For precise radius filtering, pass latitude, longitude, and radius (in meters) instead of near. Response carries places (array with name, address, phone, rating, categories, url, distance) and resultCount. Filter by country (ISO 3166-1 alpha-2) and set units to metric or imperial.


Synthesized Answer (answer)

Get a single synthesized answer with citations — the provider searches the live web and distills it for you. Requires a provider that supports synthesis (e.g., Exa).

{
  "tool": "answer",
  "arguments": {
    "query": "What is the current federal funds rate?"
  }
}

Response carries: answer (the synthesized text), citations (sources backing the answer), and provider. Use this for quick factual lookups; use sequential_search + scrape_page for deep investigation.


Extract structured data about entities — companies, people, papers — from search results. Requires a provider that supports structured extraction (e.g., Exa).

{
  "tool": "structured_search",
  "arguments": {
    "query": "Stripe",
    "category": "company",
    "num_results": 3,
    "schema": {
      "type": "object",
      "properties": {
        "founded": { "type": "string" },
        "headquarters": { "type": "string" },
        "ceo": { "type": "string" }
      }
    }
  }
}

Response carries results (each with title, url, highlights — verbatim source snippets, and summary — JSON conforming to your schema if supplied). The schema field is optional; omit it for plain text summaries. Extraction is best-effort — treat highlights as the authoritative payload and summary as a convenience. Provider-specific limits on schema complexity apply.


Exporting a Research Session (research_export)

Turn a sequential_search session into a shareable report.

{
  "tool": "research_export",
  "arguments": {
    "sessionId": "abc123-from-earlier",
    "format": "markdown",
    "verify_links": true
  }
}

format is markdown (readable write-up with goal, steps, gaps, and sources) or json (full structured session for machine use). When verify_links is true, each source URL is checked for liveness and dead links get a Wayback snapshot attached — adds latency but ensures your report's sources stay verifiable. Pair with format_bibliography to produce a formatted citations list.


Formatting a Bibliography (format_bibliography)

Format your sources as APA, MLA, BibTeX, RIS, or CSL-JSON — straight from a session or an explicit list.

{
  "tool": "format_bibliography",
  "arguments": {
    "sessionId": "abc123-from-earlier",
    "style": "bibtex"

* _Exercise instructions_:
1. Decide whether each statement below agrees with the search tool documentation. Answer yes or no for each, and quote the words of the documentation that decide it.

(a) The answer tool needs a provider that supports synthesis.
(b) The schema field must be supplied in every structured_search call.
(c) Setting verify_links to true reduces latency.
2. In the search tool documentation, what unit is used for the radius in radius filtering?
3. Continue the search tool documentation from the point where it stops.

* _Provided information_:
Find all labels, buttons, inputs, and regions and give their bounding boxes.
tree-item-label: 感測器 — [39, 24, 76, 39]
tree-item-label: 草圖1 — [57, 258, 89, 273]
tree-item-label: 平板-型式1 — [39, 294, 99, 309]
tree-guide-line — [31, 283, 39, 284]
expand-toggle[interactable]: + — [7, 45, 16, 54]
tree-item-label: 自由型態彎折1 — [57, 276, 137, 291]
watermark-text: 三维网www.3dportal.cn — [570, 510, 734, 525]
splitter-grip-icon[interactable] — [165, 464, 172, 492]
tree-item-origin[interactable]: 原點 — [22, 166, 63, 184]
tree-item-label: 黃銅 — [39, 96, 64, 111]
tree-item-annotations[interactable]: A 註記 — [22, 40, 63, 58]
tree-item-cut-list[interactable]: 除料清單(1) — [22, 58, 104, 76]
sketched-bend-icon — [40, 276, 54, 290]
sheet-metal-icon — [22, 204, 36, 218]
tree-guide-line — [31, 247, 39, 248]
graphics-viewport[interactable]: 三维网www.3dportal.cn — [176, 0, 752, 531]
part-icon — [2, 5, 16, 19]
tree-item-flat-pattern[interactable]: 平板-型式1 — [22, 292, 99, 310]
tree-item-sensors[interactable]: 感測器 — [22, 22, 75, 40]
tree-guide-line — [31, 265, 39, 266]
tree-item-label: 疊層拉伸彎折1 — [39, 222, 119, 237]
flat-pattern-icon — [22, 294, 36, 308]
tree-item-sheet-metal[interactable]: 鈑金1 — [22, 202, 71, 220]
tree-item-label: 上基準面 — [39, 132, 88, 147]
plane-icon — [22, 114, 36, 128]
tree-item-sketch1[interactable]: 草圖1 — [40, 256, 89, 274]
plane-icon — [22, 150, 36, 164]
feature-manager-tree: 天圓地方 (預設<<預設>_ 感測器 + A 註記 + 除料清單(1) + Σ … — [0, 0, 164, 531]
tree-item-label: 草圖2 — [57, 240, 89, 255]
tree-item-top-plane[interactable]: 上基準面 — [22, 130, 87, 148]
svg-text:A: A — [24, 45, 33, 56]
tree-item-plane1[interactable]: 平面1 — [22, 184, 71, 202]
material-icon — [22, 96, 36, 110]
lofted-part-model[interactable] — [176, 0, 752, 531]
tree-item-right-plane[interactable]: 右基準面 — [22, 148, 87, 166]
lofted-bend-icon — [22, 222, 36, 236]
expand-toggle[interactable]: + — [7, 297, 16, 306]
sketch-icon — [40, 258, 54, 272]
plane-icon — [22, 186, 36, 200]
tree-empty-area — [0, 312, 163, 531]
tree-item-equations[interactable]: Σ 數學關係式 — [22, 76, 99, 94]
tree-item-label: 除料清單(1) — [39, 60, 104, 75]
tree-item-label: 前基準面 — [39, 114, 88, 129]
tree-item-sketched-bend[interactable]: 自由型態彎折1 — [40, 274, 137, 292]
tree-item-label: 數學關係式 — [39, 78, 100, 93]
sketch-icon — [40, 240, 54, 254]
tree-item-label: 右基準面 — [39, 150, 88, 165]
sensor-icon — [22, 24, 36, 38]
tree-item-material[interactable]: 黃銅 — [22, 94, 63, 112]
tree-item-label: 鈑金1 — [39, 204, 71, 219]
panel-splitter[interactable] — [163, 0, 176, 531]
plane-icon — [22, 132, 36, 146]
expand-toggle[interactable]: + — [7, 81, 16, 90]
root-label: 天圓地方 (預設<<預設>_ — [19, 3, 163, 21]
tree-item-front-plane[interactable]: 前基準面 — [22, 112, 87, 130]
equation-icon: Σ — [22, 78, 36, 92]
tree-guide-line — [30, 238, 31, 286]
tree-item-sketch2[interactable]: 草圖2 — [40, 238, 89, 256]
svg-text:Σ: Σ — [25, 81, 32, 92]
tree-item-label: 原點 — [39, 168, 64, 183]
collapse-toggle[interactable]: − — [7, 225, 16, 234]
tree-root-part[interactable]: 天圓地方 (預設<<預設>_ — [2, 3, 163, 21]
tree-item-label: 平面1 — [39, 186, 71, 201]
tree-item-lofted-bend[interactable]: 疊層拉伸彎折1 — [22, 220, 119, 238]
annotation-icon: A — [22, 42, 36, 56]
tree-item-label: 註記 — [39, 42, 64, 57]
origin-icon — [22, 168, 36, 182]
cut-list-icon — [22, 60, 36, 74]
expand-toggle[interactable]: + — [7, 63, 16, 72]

* _Outputs in order_:
1.
(a) Yes: "Requires a provider that supports synthesis (e.g., Exa)."
(b) No: "The schema field is optional; omit it for plain text summaries."
(c) No: "adds latency but ensures your report's sources stay verifiable."

2. Meters.

3.
  }
}

Or pass an explicit sources list:

{
  "tool": "format_bibliography",
  "arguments": {
    "style": "apa",
    "sources": [
      {
        "url": "https://www.nejm.org/doi/full/10.1056/NEJMoa2007764",
        "title": "Remdesivir for the Treatment of Covid-19",
        "author": "Beigel, J.H. et al.",
        "site": "New England Journal of Medicine",
        "date": "2020",
        "doi": "10.1056/NEJMoa2007764"
      }
    ]
  }
}

style is apa (default), mla, bibtex, ris, or csl-json. apa/mla are human-readable; bibtex/ris/csl-json are reference-manager interchange formats. Each source needs at least a url; add doi so reference managers keep the persistent ID.


Cross-Tool Trust Workflow

A full trust-verification pass for academic or legal research:

  1. academic_search — discover relevant papers
  2. citation_graph — trace influential references and citing works
  3. verify_citation with claim — confirm each key citation exists, hasn't been retracted, and actually addresses the claim
  4. archive_source — lock in a Wayback snapshot for any sources you intend to cite
  5. audit_bibliography — batch-check your full reference list for retracted, dead, or possibly fabricated entries
  6. research_export with verify_links: true — produce a final report with source liveness confirmed

A general discovery-to-report workflow:

  1. web_search with a lens — find sources in a curated domain
  2. search_and_scrape with claim — get full text with claim evidence surfaced
  3. news_search or academic_search — add domain-specific depth
  4. sequential_search — track progress across steps with recoverable session state
  5. format_bibliography or research_export — produce the final output

The AI assistant orchestrates these tools based on the research question. You don't need to call them manually.